- **WHAT IS REQUIRED**
Find all the lines with "this" and gather them.

- **DATA PROVIDED**
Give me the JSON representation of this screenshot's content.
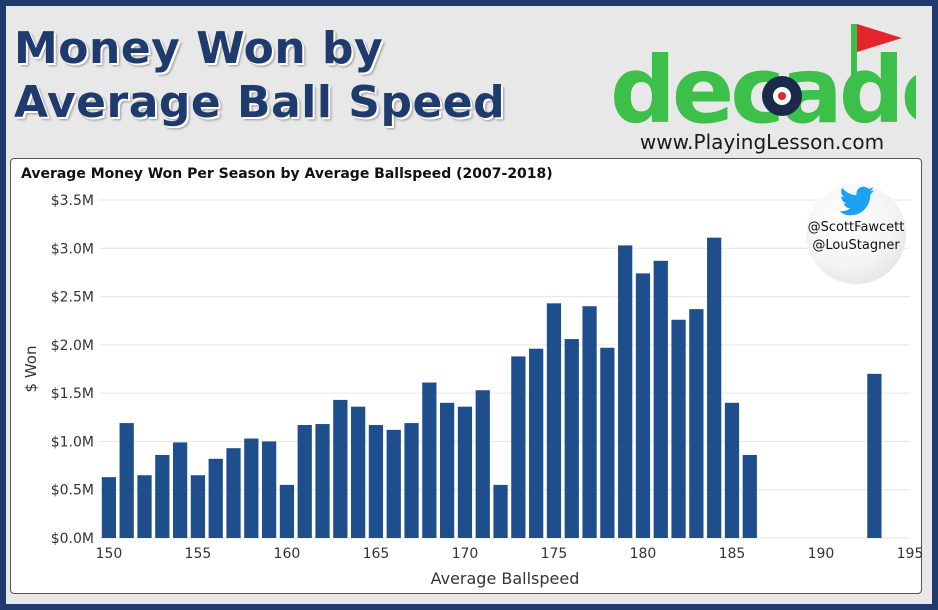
{
  "header": {
    "title_line1": "Money Won by",
    "title_line2": "Average Ball Speed"
  },
  "logo": {
    "word": "decade",
    "url": "www.PlayingLesson.com"
  },
  "badge": {
    "icon": "twitter-bird-icon",
    "handle1": "@ScottFawcett",
    "handle2": "@LouStagner"
  },
  "colors": {
    "border": "#1f3b6e",
    "bar": "#1f4e8c",
    "logo_green": "#3cc04a",
    "logo_navy": "#1b2a4a",
    "flag_red": "#e3262b"
  },
  "chart_data": {
    "type": "bar",
    "title": "Average Money Won Per Season by Average Ballspeed (2007-2018)",
    "xlabel": "Average Ballspeed",
    "ylabel": "$ Won",
    "xlim": [
      149.5,
      195
    ],
    "ylim": [
      0,
      3.5
    ],
    "x_ticks": [
      150,
      155,
      160,
      165,
      170,
      175,
      180,
      185,
      190,
      195
    ],
    "y_ticks": [
      0,
      0.5,
      1.0,
      1.5,
      2.0,
      2.5,
      3.0,
      3.5
    ],
    "y_tick_labels": [
      "$0.0M",
      "$0.5M",
      "$1.0M",
      "$1.5M",
      "$2.0M",
      "$2.5M",
      "$3.0M",
      "$3.5M"
    ],
    "grid": true,
    "series": [
      {
        "x": [
          150,
          151,
          152,
          153,
          154,
          155,
          156,
          157,
          158,
          159,
          160,
          161,
          162,
          163,
          164,
          165,
          166,
          167,
          168,
          169,
          170,
          171,
          172,
          173,
          174,
          175,
          176,
          177,
          178,
          179,
          180,
          181,
          182,
          183,
          184,
          185,
          186,
          193
        ],
        "values": [
          0.63,
          1.19,
          0.65,
          0.86,
          0.99,
          0.65,
          0.82,
          0.93,
          1.03,
          1.0,
          0.55,
          1.17,
          1.18,
          1.43,
          1.36,
          1.17,
          1.12,
          1.19,
          1.61,
          1.4,
          1.36,
          1.53,
          0.55,
          1.88,
          1.96,
          2.43,
          2.06,
          2.4,
          1.97,
          3.03,
          2.74,
          2.87,
          2.26,
          2.37,
          3.11,
          1.4,
          0.86,
          1.7
        ]
      }
    ]
  }
}
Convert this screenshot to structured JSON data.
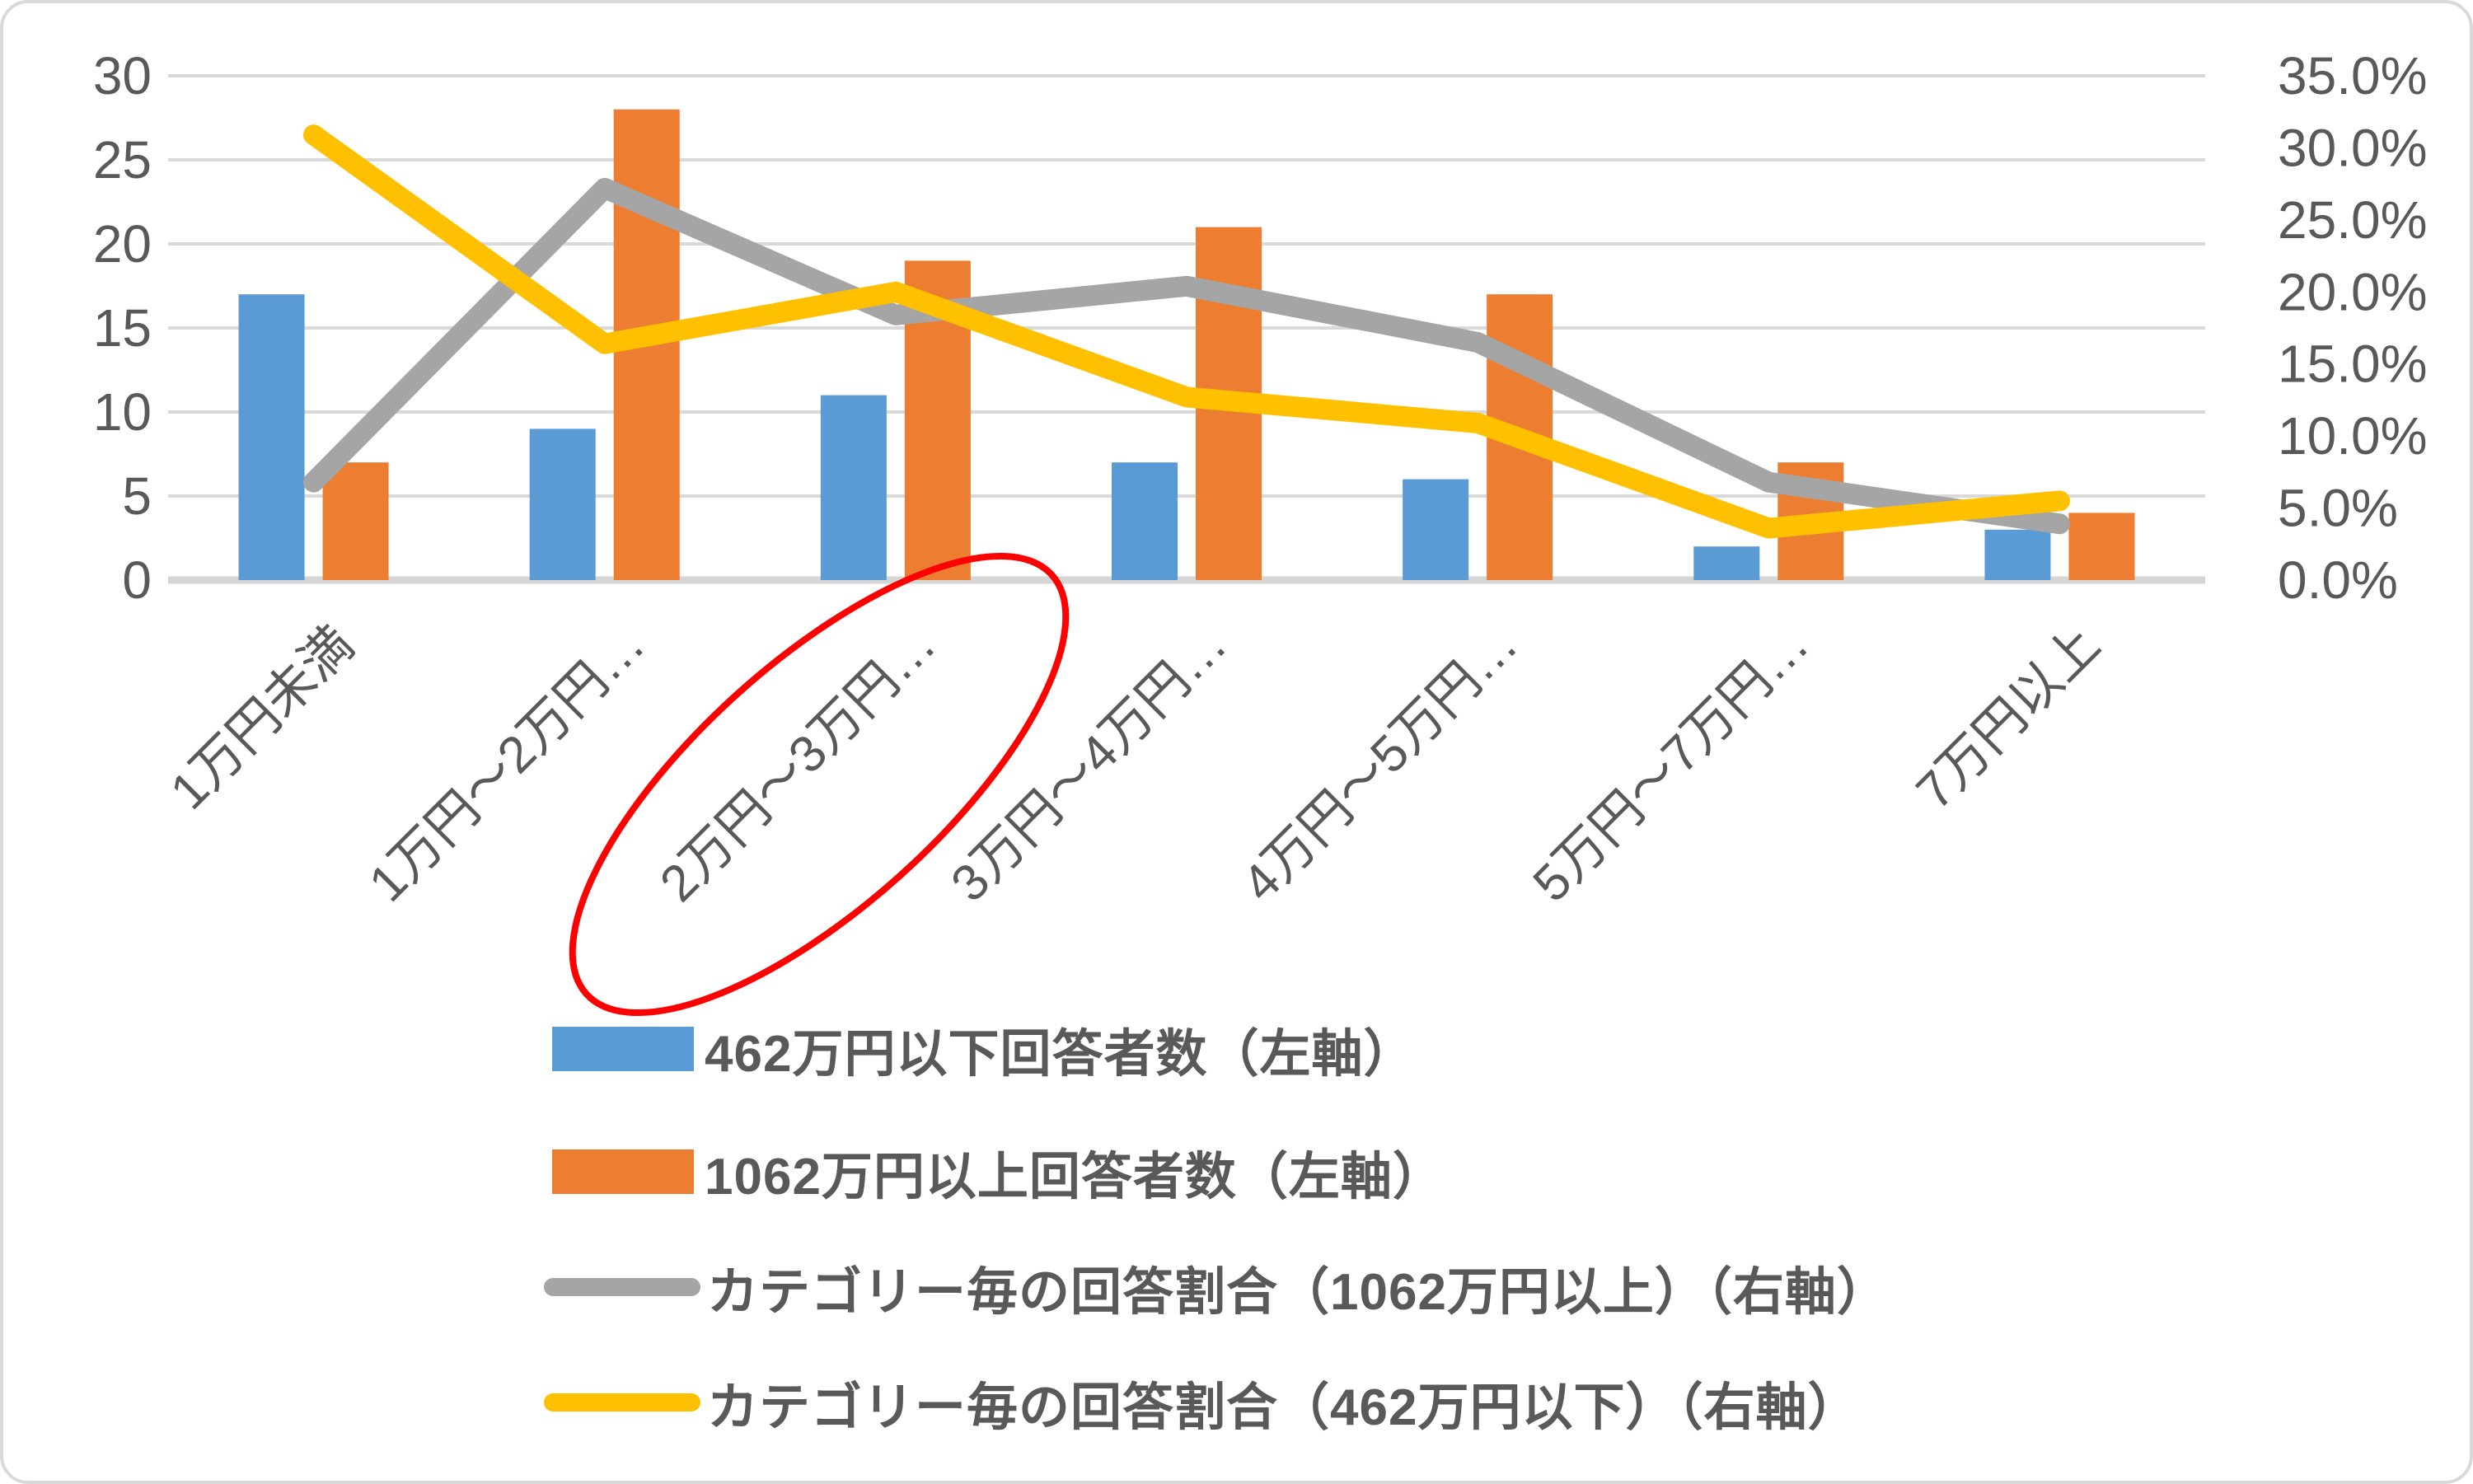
{
  "chart_data": {
    "type": "bar",
    "subtype": "bar-line-combo-dual-axis",
    "title": "",
    "categories": [
      "1万円未満",
      "1万円～2万円…",
      "2万円～3万円…",
      "3万円～4万円…",
      "4万円～5万円…",
      "5万円～7万円…",
      "7万円以上"
    ],
    "series": [
      {
        "name": "462万円以下回答者数（左軸）",
        "type": "bar",
        "axis": "left",
        "color": "#5B9BD5",
        "values": [
          17,
          9,
          11,
          7,
          6,
          2,
          3
        ]
      },
      {
        "name": "1062万円以上回答者数（左軸）",
        "type": "bar",
        "axis": "left",
        "color": "#ED7D31",
        "values": [
          7,
          28,
          19,
          21,
          17,
          7,
          4
        ]
      },
      {
        "name": "カテゴリー毎の回答割合（1062万円以上）（右軸）",
        "type": "line",
        "axis": "right",
        "color": "#A5A5A5",
        "values_pct": [
          6.8,
          27.2,
          18.4,
          20.4,
          16.5,
          6.8,
          3.9
        ]
      },
      {
        "name": "カテゴリー毎の回答割合（462万円以下）（右軸）",
        "type": "line",
        "axis": "right",
        "color": "#FFC000",
        "values_pct": [
          30.9,
          16.4,
          20.0,
          12.7,
          10.9,
          3.6,
          5.5
        ]
      }
    ],
    "left_axis": {
      "min": 0,
      "max": 30,
      "step": 5,
      "ticks": [
        "0",
        "5",
        "10",
        "15",
        "20",
        "25",
        "30"
      ]
    },
    "right_axis": {
      "min": 0,
      "max": 35,
      "step": 5,
      "ticks": [
        "0.0%",
        "5.0%",
        "10.0%",
        "15.0%",
        "20.0%",
        "25.0%",
        "30.0%",
        "35.0%"
      ]
    },
    "grid": true,
    "legend_position": "bottom-left",
    "annotation": {
      "shape": "ellipse",
      "target_category": "2万円～3万円…",
      "color": "#FF0000"
    }
  },
  "colors": {
    "grid": "#D9D9D9",
    "axis_line": "#D6D6D6",
    "text": "#595959",
    "background": "#FFFFFF",
    "frame_border": "#D9D9D9"
  }
}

- **COMPLETE RESPONSE**
Give me the JSON representation of this screenshot's content.
Convert this screenshot to structured JSON data.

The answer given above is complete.